Given exercise 1
In the sprinkler forum thread, which website does SNOWBOB11 suggest to Johnnyrmtl?

Source passage
________________________
In my experience once a sprinkler starts to go its just gone, whether it was hit by a lawn mower, kicked, or something else they are actually relatively fragile i've found.


----------



## Johnnyrmtl (Jun 28, 2019)

Ok thx for tip &#128522;
Where can I get these online in Canada at a relatively good price?


----------



## SNOWBOB11 (Aug 31, 2017)

@Johnnyrmtl Try www.irrigationdirect.ca.


----------



## Johnnyrmtl (Jun 28, 2019)

Great thank you I found a couple and that was one


----------



## Dawg1419 (Jun 26, 2019)

Looks like a K rain head to me.


----------



## Johnnyrmtl (Jun 28, 2019)

Sorry the head is not a hunter but rain bird...
I think the issue is water pressure causing the water to leak around the tip becuz the head not rising. The problem may be from the valve

Will report back, Thank you all for your input 7h


----------



## Ballistic (Mar 19, 2018)

When mine start leaking i just replace them.

But if you say the head is not rising well.. You could try removing just the sprinkler head part and leave the plastic housing thats connected to pipe below and turn the zone on to see how much water comes out. or if you got a clog.


----------



## Johnnyrmtl (Jun 28, 2019)

It worked yesterday as the clog may have released. I guess if the first head is blocked the others won't get water of course

Will let you know if it does it again
Thx


----------



## jayhawk (Apr 18, 2017)

I know the hunters have a rubber ring / gasket ....less than a dollar to fix. When they age, they will ultimately leak when in use as you describe.

Hunter has a video on it.


----------



## Johnnyrmtl (Jun 28, 2019)

Not a leak issue it was a water pressure problem and all seems fine now after a few schedules

Thank you all for your help!!


----------
________________________
Records shown
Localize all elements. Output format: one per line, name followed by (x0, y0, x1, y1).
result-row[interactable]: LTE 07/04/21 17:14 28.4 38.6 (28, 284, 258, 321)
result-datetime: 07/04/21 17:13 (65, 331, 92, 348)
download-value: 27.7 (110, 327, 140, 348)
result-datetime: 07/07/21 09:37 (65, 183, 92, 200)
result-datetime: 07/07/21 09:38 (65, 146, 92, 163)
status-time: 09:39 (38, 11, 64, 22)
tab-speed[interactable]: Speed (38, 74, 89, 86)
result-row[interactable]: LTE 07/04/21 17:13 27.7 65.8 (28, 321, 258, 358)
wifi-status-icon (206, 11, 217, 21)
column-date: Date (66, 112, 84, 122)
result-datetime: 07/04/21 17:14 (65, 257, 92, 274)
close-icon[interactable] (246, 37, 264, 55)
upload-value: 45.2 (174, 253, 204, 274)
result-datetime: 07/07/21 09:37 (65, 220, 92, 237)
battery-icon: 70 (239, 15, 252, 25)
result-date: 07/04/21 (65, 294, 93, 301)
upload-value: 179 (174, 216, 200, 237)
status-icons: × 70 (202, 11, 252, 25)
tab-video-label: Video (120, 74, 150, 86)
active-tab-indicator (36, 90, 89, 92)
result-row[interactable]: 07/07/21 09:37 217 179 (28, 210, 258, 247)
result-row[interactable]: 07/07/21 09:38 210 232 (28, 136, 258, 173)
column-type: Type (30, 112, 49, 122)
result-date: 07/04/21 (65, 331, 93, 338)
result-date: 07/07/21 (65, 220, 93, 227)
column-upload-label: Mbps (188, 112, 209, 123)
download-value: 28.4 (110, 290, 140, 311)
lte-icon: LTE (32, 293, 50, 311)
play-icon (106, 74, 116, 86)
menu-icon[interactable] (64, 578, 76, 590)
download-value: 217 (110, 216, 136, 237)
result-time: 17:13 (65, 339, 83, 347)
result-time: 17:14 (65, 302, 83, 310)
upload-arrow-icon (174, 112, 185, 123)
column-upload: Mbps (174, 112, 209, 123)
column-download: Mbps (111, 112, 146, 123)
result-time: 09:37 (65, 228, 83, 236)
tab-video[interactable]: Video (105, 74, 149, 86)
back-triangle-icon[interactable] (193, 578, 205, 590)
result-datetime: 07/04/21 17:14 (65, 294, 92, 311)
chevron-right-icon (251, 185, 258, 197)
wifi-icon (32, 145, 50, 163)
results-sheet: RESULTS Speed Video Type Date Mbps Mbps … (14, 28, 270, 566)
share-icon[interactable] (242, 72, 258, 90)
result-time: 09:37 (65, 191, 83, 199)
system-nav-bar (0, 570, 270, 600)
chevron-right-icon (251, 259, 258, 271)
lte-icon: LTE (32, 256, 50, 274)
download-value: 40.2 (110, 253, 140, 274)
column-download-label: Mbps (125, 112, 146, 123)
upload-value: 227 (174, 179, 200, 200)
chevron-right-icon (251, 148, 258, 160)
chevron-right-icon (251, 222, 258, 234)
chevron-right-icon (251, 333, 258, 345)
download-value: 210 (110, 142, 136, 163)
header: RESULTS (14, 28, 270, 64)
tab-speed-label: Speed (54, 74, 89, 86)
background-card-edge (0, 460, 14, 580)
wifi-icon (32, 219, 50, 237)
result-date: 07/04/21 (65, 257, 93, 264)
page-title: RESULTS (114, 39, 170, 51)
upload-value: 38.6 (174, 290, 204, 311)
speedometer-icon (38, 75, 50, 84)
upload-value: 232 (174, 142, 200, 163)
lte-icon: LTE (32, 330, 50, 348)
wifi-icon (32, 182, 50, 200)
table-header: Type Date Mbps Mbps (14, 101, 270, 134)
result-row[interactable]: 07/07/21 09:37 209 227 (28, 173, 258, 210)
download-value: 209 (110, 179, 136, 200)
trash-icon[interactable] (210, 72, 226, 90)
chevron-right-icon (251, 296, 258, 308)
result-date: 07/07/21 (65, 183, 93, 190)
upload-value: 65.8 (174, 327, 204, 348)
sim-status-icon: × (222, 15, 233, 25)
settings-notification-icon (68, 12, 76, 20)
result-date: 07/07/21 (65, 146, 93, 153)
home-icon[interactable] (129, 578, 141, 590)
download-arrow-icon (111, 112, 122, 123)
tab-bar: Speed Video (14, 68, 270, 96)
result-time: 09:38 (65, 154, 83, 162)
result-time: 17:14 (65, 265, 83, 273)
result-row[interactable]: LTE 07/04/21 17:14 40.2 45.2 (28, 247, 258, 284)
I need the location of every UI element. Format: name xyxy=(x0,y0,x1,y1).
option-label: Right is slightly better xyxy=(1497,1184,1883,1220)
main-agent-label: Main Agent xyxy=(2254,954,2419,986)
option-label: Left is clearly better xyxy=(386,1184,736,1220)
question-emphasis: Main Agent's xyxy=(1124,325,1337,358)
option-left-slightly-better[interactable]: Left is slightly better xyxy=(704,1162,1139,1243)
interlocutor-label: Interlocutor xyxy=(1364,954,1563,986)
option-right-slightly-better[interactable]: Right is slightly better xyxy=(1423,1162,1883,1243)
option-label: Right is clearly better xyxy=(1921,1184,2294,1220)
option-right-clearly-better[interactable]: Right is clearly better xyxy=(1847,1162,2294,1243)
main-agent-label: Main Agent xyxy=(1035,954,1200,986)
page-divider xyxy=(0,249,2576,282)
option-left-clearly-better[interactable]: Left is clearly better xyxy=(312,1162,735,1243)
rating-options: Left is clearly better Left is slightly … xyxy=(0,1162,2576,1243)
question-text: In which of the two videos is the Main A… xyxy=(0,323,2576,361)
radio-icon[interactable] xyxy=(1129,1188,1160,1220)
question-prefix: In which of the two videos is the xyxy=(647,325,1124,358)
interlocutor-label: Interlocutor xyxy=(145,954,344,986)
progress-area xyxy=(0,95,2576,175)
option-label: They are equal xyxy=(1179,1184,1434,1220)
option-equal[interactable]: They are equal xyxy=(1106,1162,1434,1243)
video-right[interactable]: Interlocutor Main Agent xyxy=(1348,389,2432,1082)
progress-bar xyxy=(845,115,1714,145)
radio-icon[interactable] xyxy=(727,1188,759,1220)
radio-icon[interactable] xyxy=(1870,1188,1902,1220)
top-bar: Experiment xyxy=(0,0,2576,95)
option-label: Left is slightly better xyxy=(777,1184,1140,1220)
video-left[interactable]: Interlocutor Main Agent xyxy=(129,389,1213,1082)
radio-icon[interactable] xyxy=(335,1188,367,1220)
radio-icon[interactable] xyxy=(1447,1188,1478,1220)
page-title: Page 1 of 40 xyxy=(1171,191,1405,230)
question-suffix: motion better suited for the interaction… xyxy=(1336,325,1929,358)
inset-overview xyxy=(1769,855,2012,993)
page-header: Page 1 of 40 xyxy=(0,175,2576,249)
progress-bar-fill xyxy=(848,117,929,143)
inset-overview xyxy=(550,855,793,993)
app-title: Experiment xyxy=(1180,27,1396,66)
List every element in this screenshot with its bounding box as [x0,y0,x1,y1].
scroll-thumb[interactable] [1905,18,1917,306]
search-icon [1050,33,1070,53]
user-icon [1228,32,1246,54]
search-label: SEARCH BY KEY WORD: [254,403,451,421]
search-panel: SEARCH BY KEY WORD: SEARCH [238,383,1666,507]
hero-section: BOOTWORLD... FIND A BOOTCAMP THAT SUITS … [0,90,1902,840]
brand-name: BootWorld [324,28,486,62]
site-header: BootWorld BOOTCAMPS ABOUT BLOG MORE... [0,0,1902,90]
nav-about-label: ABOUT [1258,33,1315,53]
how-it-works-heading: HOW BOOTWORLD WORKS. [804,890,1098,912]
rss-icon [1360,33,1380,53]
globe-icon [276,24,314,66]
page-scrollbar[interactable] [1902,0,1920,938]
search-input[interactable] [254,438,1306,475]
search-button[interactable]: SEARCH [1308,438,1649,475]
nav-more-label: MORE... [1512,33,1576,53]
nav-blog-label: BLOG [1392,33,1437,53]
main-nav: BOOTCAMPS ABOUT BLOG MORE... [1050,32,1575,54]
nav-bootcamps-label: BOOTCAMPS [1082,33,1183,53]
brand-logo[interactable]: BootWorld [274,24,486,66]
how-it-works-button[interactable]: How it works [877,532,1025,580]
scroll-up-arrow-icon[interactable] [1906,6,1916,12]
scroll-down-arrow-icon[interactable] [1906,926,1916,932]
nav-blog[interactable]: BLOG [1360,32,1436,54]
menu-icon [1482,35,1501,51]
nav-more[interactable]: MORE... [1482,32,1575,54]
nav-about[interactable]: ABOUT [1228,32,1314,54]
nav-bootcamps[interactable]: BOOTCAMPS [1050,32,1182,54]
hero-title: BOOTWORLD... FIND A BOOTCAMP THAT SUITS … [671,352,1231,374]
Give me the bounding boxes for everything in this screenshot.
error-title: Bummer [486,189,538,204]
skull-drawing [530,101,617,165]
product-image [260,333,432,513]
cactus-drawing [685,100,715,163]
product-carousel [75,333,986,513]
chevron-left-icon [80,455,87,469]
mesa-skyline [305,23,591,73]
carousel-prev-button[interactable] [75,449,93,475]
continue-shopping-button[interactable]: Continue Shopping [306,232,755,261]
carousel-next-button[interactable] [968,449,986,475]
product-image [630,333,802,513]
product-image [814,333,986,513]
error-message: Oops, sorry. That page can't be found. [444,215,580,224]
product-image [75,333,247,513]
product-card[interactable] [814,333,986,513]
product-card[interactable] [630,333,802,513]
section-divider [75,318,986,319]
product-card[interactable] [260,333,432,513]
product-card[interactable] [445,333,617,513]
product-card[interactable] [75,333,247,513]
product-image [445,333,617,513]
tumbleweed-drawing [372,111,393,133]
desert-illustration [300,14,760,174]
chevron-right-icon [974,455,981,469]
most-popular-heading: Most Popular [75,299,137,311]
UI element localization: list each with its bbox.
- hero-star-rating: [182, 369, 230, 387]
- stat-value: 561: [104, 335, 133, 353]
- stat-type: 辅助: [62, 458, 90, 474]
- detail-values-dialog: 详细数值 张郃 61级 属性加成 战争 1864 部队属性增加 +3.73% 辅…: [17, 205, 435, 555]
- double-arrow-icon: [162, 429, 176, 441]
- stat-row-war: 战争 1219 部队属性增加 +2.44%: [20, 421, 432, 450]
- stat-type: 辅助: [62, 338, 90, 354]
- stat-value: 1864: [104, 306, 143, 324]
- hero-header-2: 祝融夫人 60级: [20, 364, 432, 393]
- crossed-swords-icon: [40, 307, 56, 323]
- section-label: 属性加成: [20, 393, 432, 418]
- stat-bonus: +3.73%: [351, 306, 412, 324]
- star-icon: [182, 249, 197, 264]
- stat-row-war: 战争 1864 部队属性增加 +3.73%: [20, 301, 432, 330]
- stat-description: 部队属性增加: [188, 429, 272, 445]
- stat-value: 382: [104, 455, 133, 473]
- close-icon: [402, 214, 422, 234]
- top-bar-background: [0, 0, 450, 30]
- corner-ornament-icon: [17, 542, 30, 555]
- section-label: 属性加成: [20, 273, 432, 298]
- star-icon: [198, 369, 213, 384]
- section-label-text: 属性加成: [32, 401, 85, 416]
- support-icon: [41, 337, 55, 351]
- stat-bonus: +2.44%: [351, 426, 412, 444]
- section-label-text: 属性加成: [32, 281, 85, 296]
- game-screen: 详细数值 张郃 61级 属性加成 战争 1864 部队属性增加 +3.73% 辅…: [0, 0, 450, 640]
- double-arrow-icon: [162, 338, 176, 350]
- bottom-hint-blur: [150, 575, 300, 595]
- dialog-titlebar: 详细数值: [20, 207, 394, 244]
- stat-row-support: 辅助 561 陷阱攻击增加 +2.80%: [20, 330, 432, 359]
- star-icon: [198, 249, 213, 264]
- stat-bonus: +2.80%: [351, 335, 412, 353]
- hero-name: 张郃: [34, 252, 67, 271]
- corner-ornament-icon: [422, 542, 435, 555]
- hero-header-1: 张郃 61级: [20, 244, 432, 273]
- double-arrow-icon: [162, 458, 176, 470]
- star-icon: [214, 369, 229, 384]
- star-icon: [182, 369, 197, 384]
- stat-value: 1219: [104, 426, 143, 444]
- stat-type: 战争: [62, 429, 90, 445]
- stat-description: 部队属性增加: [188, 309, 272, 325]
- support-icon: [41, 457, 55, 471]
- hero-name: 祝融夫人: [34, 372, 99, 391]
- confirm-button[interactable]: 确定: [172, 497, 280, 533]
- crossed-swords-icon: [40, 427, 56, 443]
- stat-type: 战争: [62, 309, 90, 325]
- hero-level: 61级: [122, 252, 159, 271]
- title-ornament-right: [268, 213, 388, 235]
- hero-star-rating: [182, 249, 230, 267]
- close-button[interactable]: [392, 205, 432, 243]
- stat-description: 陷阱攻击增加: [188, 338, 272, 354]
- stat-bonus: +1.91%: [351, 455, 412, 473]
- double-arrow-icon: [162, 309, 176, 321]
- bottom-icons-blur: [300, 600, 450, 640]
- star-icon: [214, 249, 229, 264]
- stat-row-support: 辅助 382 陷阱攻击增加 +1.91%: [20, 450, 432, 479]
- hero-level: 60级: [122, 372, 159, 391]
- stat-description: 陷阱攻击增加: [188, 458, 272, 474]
________________________
Given exercise 2
Please reproduce the stretch of rows from the very first row through the row that contains "upload-value: 179 (174, 216, 200, 237)", including both ends.

Correct result 1
www.irrigationdirect.ca

Correct result 2
Localize all elements. Output format: one per line, name followed by (x0, y0, x1, y1).
result-row[interactable]: LTE 07/04/21 17:14 28.4 38.6 (28, 284, 258, 321)
result-datetime: 07/04/21 17:13 (65, 331, 92, 348)
download-value: 27.7 (110, 327, 140, 348)
result-datetime: 07/07/21 09:37 (65, 183, 92, 200)
result-datetime: 07/07/21 09:38 (65, 146, 92, 163)
status-time: 09:39 (38, 11, 64, 22)
tab-speed[interactable]: Speed (38, 74, 89, 86)
result-row[interactable]: LTE 07/04/21 17:13 27.7 65.8 (28, 321, 258, 358)
wifi-status-icon (206, 11, 217, 21)
column-date: Date (66, 112, 84, 122)
result-datetime: 07/04/21 17:14 (65, 257, 92, 274)
close-icon[interactable] (246, 37, 264, 55)
upload-value: 45.2 (174, 253, 204, 274)
result-datetime: 07/07/21 09:37 (65, 220, 92, 237)
battery-icon: 70 (239, 15, 252, 25)
result-date: 07/04/21 (65, 294, 93, 301)
upload-value: 179 (174, 216, 200, 237)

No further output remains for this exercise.